## start Data to use

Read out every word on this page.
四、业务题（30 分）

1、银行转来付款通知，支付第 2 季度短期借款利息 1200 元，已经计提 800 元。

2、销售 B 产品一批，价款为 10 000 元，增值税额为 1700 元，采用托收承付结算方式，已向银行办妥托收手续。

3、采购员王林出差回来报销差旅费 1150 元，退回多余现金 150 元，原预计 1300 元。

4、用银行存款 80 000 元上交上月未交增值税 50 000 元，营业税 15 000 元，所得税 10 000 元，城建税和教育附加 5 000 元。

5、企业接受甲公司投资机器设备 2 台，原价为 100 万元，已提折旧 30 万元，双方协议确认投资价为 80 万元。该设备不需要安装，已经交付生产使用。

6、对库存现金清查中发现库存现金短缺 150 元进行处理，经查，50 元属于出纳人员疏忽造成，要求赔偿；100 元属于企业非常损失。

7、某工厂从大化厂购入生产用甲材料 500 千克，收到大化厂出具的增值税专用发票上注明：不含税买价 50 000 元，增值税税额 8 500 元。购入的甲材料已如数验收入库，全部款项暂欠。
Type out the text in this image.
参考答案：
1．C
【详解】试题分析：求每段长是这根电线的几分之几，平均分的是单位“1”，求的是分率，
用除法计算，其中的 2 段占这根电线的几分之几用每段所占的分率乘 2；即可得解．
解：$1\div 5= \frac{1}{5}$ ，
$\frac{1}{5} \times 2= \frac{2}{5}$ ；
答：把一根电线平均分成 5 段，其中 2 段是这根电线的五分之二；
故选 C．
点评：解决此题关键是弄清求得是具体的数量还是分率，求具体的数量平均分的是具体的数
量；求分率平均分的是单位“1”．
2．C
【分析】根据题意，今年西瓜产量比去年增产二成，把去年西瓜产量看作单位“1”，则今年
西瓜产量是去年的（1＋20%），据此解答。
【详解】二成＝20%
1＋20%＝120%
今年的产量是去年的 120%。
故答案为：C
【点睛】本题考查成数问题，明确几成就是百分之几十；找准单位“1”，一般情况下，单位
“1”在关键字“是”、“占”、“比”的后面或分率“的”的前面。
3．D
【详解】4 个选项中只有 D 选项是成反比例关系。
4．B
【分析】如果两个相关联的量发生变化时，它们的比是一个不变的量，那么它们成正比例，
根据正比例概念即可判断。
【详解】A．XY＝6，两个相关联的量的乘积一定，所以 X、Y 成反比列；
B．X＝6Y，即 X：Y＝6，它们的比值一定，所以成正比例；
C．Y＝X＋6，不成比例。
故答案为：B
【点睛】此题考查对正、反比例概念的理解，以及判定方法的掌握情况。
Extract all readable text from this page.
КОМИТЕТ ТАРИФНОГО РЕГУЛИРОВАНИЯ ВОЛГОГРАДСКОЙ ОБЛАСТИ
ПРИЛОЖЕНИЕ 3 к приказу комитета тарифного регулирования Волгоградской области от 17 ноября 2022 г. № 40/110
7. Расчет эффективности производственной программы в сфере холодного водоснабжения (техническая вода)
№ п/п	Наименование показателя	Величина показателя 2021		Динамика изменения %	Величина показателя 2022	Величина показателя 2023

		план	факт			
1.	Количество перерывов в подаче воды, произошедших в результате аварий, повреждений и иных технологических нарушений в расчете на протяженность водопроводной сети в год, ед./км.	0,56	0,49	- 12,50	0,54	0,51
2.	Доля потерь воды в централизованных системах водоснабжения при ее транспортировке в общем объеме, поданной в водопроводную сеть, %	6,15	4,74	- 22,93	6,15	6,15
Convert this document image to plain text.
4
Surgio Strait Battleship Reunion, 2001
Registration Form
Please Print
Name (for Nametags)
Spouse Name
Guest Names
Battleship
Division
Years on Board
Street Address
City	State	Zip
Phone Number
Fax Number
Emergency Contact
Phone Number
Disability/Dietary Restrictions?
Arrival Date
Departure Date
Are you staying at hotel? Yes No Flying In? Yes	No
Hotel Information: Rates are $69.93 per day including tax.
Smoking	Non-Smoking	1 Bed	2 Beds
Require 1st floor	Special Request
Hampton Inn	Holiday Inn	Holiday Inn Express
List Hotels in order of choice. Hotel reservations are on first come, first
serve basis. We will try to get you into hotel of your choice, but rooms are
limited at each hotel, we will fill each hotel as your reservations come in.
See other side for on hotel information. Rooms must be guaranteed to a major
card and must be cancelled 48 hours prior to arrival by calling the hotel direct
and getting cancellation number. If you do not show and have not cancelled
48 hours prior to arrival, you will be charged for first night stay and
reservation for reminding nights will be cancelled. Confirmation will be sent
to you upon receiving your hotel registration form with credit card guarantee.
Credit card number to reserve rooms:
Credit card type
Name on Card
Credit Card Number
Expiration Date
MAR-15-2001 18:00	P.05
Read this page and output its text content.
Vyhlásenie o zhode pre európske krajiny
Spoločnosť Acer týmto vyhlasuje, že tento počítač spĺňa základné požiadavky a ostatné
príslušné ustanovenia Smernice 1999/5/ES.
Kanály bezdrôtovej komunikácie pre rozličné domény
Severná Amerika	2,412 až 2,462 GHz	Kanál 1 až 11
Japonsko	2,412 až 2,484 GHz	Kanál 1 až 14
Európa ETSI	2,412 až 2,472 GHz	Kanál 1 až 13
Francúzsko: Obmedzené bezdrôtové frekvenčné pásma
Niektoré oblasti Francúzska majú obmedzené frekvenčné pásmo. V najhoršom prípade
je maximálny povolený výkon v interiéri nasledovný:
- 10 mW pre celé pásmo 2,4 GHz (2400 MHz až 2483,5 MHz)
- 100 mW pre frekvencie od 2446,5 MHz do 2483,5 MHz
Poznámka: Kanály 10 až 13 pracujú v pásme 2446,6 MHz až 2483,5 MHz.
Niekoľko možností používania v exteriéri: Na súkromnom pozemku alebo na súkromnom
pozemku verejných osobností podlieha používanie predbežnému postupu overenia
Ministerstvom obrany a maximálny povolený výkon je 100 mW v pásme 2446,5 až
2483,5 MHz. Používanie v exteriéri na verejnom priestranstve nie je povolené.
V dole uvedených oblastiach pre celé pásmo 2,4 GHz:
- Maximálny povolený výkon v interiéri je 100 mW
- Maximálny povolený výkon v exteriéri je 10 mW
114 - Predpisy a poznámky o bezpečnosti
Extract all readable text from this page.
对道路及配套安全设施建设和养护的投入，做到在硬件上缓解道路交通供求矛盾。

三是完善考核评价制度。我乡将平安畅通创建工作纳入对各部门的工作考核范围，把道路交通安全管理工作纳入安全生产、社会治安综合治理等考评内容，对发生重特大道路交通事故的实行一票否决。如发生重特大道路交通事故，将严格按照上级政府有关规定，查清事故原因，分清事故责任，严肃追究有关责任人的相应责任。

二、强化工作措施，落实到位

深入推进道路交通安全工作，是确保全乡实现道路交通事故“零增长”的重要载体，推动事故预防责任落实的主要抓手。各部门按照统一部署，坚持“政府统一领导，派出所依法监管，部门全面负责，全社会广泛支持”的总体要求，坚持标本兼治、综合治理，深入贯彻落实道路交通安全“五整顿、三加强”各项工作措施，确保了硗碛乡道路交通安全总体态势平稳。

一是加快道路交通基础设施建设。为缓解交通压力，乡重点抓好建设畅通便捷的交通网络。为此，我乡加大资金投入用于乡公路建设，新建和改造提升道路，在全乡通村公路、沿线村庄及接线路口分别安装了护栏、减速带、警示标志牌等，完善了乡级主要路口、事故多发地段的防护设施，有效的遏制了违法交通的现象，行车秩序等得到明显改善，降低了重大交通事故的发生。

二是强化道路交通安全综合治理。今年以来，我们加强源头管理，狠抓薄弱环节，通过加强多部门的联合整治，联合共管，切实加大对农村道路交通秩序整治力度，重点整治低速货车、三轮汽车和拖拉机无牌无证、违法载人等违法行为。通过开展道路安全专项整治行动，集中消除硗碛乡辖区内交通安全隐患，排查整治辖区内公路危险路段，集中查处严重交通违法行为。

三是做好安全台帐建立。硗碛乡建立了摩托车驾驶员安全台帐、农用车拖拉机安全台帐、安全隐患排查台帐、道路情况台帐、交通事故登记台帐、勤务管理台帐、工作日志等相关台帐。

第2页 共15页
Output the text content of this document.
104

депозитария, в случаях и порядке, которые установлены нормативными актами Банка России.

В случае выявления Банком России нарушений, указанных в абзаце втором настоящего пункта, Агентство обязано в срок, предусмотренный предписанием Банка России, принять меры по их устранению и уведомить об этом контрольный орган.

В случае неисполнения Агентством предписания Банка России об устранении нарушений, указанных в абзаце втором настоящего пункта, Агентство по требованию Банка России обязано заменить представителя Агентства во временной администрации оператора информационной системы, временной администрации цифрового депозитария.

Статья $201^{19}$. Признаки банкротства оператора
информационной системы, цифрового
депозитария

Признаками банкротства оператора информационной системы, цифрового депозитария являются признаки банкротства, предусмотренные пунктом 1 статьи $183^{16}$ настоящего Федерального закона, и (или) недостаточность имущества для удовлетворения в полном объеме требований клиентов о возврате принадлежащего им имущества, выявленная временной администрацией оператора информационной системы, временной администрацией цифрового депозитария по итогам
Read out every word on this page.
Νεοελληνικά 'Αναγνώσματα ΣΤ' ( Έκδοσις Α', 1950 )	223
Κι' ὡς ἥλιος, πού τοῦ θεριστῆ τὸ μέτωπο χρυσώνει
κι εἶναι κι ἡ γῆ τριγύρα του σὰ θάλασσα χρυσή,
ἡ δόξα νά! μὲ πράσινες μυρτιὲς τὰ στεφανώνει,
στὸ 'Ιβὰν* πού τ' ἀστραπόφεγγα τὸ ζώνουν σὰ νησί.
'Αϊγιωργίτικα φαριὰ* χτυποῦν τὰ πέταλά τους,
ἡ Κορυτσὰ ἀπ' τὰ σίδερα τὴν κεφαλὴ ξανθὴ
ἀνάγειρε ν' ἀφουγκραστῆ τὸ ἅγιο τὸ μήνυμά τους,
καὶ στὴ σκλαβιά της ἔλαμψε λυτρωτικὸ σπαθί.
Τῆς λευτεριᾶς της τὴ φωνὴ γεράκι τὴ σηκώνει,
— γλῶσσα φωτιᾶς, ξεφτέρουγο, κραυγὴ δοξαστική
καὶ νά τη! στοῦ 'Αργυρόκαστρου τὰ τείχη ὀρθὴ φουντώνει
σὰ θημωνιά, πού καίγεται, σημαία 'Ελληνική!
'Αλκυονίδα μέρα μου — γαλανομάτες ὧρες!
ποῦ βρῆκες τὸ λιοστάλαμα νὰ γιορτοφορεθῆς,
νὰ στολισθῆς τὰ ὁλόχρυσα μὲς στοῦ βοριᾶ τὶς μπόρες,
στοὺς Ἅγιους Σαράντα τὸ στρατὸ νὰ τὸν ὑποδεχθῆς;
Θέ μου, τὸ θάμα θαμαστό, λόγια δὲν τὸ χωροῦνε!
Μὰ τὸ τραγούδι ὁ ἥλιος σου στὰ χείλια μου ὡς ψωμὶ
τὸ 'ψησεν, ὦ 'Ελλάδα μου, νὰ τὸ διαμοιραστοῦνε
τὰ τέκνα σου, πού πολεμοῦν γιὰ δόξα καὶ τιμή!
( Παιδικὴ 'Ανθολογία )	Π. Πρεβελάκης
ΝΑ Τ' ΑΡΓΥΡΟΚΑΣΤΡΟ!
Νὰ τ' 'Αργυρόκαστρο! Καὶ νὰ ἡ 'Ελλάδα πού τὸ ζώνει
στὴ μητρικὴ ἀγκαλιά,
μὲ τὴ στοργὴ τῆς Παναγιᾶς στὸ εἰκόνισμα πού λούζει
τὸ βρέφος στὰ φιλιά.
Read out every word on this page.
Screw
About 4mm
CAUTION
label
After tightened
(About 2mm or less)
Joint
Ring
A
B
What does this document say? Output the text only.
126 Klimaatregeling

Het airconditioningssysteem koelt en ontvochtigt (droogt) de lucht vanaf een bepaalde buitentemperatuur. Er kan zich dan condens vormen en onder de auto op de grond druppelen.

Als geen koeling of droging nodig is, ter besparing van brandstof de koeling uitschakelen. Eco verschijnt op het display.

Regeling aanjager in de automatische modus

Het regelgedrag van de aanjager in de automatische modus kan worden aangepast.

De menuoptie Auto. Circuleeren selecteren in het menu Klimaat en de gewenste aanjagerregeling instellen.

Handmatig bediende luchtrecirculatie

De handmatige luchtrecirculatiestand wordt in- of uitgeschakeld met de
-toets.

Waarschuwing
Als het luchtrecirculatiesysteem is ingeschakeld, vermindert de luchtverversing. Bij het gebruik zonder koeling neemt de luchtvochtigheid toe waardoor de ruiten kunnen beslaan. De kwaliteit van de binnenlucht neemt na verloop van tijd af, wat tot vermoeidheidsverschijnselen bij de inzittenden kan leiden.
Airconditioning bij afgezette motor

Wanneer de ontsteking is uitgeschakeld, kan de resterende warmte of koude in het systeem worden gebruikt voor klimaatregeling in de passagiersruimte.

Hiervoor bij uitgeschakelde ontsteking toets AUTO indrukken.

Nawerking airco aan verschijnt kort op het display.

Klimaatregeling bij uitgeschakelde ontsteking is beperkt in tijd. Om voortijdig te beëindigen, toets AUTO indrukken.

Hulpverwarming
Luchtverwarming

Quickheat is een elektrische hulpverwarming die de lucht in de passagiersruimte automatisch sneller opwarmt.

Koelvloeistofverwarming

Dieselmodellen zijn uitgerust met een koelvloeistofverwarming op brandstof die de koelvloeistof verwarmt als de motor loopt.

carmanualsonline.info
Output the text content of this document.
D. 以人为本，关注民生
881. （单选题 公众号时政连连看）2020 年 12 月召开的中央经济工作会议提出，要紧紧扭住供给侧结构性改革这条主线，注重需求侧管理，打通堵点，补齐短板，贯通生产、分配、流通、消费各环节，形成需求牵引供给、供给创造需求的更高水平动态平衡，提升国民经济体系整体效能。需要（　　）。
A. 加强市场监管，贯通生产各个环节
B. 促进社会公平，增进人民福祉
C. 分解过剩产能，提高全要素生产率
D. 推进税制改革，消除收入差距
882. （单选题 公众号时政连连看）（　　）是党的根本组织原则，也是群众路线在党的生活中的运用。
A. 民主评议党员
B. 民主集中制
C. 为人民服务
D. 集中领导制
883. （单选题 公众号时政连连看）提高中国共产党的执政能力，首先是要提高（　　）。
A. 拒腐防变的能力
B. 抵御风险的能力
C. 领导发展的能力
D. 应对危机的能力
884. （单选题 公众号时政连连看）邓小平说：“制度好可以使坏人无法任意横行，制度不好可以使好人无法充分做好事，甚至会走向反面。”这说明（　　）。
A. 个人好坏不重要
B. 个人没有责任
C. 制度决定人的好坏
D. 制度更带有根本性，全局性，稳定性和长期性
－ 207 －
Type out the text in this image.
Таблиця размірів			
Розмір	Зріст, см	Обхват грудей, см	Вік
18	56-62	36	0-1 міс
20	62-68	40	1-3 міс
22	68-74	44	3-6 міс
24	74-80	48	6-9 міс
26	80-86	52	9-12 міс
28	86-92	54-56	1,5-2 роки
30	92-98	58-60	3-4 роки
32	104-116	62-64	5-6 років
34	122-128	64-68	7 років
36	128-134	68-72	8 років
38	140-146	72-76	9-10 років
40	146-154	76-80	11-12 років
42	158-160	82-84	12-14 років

## end Data to use

> Task prompt:
Reproduce every line of the listing above in which the string "your" appears.

> Answer to the problem:
serve basis. We will try to get you into hotel of your choice, but rooms are
limited at each hotel, we will fill each hotel as your reservations come in.
to you upon receiving your hotel registration form with credit card guarantee.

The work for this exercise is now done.